Goal of the exercise: Your task is to extract every line from the material below exactly.

** START Records supplied **

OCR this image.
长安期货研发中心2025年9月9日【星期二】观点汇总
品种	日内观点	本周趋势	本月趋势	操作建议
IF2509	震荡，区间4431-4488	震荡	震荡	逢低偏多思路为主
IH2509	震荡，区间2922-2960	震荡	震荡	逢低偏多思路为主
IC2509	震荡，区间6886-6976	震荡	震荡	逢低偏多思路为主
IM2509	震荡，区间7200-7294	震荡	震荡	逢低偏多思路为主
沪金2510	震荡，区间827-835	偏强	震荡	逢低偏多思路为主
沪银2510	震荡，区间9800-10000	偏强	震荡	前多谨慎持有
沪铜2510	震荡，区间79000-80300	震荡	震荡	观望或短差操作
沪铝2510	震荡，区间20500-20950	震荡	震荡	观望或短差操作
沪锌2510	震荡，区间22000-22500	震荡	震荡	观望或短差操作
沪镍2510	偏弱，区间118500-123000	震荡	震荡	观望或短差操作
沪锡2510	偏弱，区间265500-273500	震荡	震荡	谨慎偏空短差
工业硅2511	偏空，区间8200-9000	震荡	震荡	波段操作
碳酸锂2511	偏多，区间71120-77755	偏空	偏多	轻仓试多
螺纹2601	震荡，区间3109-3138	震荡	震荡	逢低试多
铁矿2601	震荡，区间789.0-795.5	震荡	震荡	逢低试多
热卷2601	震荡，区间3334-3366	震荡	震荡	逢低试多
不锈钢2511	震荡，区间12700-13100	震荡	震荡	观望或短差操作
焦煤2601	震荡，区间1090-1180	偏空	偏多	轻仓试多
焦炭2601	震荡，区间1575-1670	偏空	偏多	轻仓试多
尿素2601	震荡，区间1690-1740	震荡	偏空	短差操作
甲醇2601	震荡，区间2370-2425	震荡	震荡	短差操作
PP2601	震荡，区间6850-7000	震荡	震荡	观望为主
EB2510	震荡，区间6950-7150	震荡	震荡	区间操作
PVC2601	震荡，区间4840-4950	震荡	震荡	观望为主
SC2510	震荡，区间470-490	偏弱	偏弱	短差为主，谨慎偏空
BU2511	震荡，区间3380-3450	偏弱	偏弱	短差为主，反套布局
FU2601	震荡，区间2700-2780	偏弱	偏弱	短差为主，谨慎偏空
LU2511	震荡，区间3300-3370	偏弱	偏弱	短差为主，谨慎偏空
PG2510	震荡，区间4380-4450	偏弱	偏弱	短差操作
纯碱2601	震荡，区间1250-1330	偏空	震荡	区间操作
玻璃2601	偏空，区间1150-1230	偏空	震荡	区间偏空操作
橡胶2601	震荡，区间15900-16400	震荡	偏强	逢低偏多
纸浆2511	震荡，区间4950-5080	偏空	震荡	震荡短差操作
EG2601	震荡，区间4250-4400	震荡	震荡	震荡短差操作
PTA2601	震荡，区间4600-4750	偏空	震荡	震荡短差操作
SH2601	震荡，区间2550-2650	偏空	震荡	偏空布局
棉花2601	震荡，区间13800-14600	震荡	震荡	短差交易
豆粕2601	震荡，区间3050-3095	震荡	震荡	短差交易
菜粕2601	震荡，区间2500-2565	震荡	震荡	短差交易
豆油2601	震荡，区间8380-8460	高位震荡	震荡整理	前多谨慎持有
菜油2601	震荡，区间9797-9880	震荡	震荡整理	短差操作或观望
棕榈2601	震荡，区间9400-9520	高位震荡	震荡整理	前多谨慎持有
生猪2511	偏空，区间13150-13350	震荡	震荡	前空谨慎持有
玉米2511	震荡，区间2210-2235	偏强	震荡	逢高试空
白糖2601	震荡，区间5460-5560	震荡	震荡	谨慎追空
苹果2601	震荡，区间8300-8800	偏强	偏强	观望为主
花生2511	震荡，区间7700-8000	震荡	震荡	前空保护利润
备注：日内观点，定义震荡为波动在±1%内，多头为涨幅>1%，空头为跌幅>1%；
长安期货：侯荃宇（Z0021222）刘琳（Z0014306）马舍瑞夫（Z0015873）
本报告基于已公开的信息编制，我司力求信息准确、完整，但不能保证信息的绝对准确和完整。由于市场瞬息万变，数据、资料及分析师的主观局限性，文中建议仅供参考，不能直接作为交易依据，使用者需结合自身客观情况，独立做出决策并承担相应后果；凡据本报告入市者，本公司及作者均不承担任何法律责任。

** END Records supplied **

Expected output:
OCR this image.
长安期货研发中心2025年9月9日【星期二】观点汇总
品种	日内观点	本周趋势	本月趋势	操作建议
IF2509	震荡，区间4431-4488	震荡	震荡	逢低偏多思路为主
IH2509	震荡，区间2922-2960	震荡	震荡	逢低偏多思路为主
IC2509	震荡，区间6886-6976	震荡	震荡	逢低偏多思路为主
IM2509	震荡，区间7200-7294	震荡	震荡	逢低偏多思路为主
沪金2510	震荡，区间827-835	偏强	震荡	逢低偏多思路为主
沪银2510	震荡，区间9800-10000	偏强	震荡	前多谨慎持有
沪铜2510	震荡，区间79000-80300	震荡	震荡	观望或短差操作
沪铝2510	震荡，区间20500-20950	震荡	震荡	观望或短差操作
沪锌2510	震荡，区间22000-22500	震荡	震荡	观望或短差操作
沪镍2510	偏弱，区间118500-123000	震荡	震荡	观望或短差操作
沪锡2510	偏弱，区间265500-273500	震荡	震荡	谨慎偏空短差
工业硅2511	偏空，区间8200-9000	震荡	震荡	波段操作
碳酸锂2511	偏多，区间71120-77755	偏空	偏多	轻仓试多
螺纹2601	震荡，区间3109-3138	震荡	震荡	逢低试多
铁矿2601	震荡，区间789.0-795.5	震荡	震荡	逢低试多
热卷2601	震荡，区间3334-3366	震荡	震荡	逢低试多
不锈钢2511	震荡，区间12700-13100	震荡	震荡	观望或短差操作
焦煤2601	震荡，区间1090-1180	偏空	偏多	轻仓试多
焦炭2601	震荡，区间1575-1670	偏空	偏多	轻仓试多
尿素2601	震荡，区间1690-1740	震荡	偏空	短差操作
甲醇2601	震荡，区间2370-2425	震荡	震荡	短差操作
PP2601	震荡，区间6850-7000	震荡	震荡	观望为主
EB2510	震荡，区间6950-7150	震荡	震荡	区间操作
PVC2601	震荡，区间4840-4950	震荡	震荡	观望为主
SC2510	震荡，区间470-490	偏弱	偏弱	短差为主，谨慎偏空
BU2511	震荡，区间3380-3450	偏弱	偏弱	短差为主，反套布局
FU2601	震荡，区间2700-2780	偏弱	偏弱	短差为主，谨慎偏空
LU2511	震荡，区间3300-3370	偏弱	偏弱	短差为主，谨慎偏空
PG2510	震荡，区间4380-4450	偏弱	偏弱	短差操作
纯碱2601	震荡，区间1250-1330	偏空	震荡	区间操作
玻璃2601	偏空，区间1150-1230	偏空	震荡	区间偏空操作
橡胶2601	震荡，区间15900-16400	震荡	偏强	逢低偏多
纸浆2511	震荡，区间4950-5080	偏空	震荡	震荡短差操作
EG2601	震荡，区间4250-4400	震荡	震荡	震荡短差操作
PTA2601	震荡，区间4600-4750	偏空	震荡	震荡短差操作
SH2601	震荡，区间2550-2650	偏空	震荡	偏空布局
棉花2601	震荡，区间13800-14600	震荡	震荡	短差交易
豆粕2601	震荡，区间3050-3095	震荡	震荡	短差交易
菜粕2601	震荡，区间2500-2565	震荡	震荡	短差交易
豆油2601	震荡，区间8380-8460	高位震荡	震荡整理	前多谨慎持有
菜油2601	震荡，区间9797-9880	震荡	震荡整理	短差操作或观望
棕榈2601	震荡，区间9400-9520	高位震荡	震荡整理	前多谨慎持有
生猪2511	偏空，区间13150-13350	震荡	震荡	前空谨慎持有
玉米2511	震荡，区间2210-2235	偏强	震荡	逢高试空
白糖2601	震荡，区间5460-5560	震荡	震荡	谨慎追空
苹果2601	震荡，区间8300-8800	偏强	偏强	观望为主
花生2511	震荡，区间7700-8000	震荡	震荡	前空保护利润
备注：日内观点，定义震荡为波动在±1%内，多头为涨幅>1%，空头为跌幅>1%；
长安期货：侯荃宇（Z0021222）刘琳（Z0014306）马舍瑞夫（Z0015873）
本报告基于已公开的信息编制，我司力求信息准确、完整，但不能保证信息的绝对准确和完整。由于市场瞬息万变，数据、资料及分析师的主观局限性，文中建议仅供参考，不能直接作为交易依据，使用者需结合自身客观情况，独立做出决策并承担相应后果；凡据本报告入市者，本公司及作者均不承担任何法律责任。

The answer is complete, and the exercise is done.